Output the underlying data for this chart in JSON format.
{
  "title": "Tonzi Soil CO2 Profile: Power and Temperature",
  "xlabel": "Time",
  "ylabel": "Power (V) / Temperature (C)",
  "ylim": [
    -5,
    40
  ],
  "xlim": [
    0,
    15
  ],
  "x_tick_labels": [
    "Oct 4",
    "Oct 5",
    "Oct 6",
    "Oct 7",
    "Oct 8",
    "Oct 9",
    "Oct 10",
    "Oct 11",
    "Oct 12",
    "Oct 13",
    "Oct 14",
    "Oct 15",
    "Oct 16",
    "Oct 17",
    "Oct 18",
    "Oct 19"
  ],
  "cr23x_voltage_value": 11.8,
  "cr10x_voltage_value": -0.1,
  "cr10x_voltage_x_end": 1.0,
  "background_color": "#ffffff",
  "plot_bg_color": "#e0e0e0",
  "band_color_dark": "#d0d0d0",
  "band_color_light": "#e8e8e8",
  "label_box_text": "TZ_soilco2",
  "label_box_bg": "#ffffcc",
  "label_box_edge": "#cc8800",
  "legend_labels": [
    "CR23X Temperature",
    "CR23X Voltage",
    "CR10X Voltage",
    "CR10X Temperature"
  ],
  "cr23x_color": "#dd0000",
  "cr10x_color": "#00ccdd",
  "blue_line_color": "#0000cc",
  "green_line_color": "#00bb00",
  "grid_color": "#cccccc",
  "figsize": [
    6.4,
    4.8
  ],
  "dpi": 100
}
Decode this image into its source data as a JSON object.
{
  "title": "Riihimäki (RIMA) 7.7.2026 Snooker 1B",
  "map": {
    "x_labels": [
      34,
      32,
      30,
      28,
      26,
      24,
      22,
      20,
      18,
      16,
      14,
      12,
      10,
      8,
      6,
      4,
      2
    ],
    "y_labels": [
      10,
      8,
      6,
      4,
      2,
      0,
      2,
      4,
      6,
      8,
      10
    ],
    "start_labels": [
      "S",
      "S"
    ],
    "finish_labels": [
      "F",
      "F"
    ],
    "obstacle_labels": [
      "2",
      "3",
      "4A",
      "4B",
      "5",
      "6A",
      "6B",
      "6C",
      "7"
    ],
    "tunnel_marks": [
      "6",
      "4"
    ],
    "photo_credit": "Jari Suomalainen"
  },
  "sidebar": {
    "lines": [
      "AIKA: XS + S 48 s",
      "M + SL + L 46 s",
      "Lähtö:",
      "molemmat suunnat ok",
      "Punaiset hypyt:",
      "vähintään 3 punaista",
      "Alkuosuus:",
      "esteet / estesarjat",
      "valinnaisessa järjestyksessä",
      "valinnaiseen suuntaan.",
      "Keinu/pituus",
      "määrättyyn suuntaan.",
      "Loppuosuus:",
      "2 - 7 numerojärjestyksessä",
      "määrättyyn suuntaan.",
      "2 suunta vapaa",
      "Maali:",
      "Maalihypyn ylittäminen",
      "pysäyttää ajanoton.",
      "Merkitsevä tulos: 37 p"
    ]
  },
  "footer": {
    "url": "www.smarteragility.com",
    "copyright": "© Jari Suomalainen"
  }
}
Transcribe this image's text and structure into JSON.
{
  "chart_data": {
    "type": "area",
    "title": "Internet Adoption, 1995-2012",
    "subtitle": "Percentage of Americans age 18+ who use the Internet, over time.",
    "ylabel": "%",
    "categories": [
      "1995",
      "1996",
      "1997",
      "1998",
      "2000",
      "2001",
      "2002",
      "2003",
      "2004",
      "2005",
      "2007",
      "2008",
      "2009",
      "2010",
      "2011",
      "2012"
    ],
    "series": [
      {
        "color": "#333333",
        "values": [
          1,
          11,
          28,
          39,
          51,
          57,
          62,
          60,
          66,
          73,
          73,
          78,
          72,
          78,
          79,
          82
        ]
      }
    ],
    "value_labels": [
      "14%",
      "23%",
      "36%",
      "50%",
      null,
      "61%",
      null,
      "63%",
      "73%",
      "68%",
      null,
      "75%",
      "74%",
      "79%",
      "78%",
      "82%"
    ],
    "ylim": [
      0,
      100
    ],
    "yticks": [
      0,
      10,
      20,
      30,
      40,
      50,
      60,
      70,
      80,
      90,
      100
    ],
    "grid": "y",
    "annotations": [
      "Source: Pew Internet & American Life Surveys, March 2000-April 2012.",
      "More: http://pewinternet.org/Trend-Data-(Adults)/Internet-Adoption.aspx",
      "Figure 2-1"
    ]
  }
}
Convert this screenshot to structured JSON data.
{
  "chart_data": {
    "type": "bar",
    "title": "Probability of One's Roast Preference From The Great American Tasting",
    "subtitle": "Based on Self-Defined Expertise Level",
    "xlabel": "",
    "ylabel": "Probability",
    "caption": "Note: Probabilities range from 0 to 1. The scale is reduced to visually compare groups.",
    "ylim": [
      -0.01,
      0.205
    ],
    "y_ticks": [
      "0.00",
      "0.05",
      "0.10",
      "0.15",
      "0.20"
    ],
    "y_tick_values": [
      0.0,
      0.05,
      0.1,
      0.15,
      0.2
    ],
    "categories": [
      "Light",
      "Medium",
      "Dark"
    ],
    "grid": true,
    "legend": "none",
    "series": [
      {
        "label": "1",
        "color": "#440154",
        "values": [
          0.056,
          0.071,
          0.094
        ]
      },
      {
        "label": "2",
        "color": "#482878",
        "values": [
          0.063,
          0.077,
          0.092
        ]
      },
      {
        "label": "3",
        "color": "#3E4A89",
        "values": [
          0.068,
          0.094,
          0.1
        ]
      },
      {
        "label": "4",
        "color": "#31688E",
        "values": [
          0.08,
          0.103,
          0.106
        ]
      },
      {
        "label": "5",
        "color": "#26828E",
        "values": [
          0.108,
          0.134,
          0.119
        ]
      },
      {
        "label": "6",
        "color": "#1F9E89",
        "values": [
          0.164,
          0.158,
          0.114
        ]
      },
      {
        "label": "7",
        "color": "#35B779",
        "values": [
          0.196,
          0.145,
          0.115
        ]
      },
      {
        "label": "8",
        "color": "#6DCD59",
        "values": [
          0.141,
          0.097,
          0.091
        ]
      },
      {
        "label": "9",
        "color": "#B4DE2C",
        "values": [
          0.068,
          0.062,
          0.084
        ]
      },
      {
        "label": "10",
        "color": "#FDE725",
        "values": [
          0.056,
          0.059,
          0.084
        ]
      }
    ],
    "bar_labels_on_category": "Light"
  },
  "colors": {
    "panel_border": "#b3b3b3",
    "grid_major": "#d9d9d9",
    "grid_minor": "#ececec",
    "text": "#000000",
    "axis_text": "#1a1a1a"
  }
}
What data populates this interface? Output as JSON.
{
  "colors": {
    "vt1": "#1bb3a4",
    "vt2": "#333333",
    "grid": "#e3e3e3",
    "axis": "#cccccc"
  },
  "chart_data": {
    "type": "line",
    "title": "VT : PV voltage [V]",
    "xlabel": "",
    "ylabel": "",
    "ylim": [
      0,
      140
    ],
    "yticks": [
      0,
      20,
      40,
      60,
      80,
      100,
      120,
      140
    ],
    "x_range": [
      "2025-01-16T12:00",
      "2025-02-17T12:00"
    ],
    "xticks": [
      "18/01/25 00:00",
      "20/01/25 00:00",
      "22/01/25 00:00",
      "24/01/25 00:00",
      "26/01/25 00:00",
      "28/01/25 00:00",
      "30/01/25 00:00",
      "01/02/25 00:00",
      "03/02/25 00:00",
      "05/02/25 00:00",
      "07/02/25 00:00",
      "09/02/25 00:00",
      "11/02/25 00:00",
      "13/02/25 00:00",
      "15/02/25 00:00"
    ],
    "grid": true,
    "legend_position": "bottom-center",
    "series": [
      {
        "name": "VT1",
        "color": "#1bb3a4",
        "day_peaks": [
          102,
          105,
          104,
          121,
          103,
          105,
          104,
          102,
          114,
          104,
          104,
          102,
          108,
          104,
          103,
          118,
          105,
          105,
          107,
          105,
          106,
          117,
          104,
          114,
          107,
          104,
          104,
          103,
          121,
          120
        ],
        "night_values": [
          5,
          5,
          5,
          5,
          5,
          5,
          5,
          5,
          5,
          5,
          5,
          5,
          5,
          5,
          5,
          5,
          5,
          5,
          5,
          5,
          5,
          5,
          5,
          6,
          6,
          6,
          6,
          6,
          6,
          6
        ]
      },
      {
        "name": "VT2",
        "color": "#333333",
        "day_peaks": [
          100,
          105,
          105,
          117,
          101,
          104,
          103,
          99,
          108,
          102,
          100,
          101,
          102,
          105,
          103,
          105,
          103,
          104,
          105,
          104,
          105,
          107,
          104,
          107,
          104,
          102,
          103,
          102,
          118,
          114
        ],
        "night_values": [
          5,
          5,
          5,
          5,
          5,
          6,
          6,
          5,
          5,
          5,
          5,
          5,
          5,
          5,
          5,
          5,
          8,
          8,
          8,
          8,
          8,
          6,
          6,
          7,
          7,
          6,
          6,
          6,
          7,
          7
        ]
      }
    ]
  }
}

● ● ● ● ●

_WORK INSTRUCTIONS_
Find every line of the data that holds the string "image", then say how many there are and nothing else.

_ANSWER FOR THIS EXERCISE_
2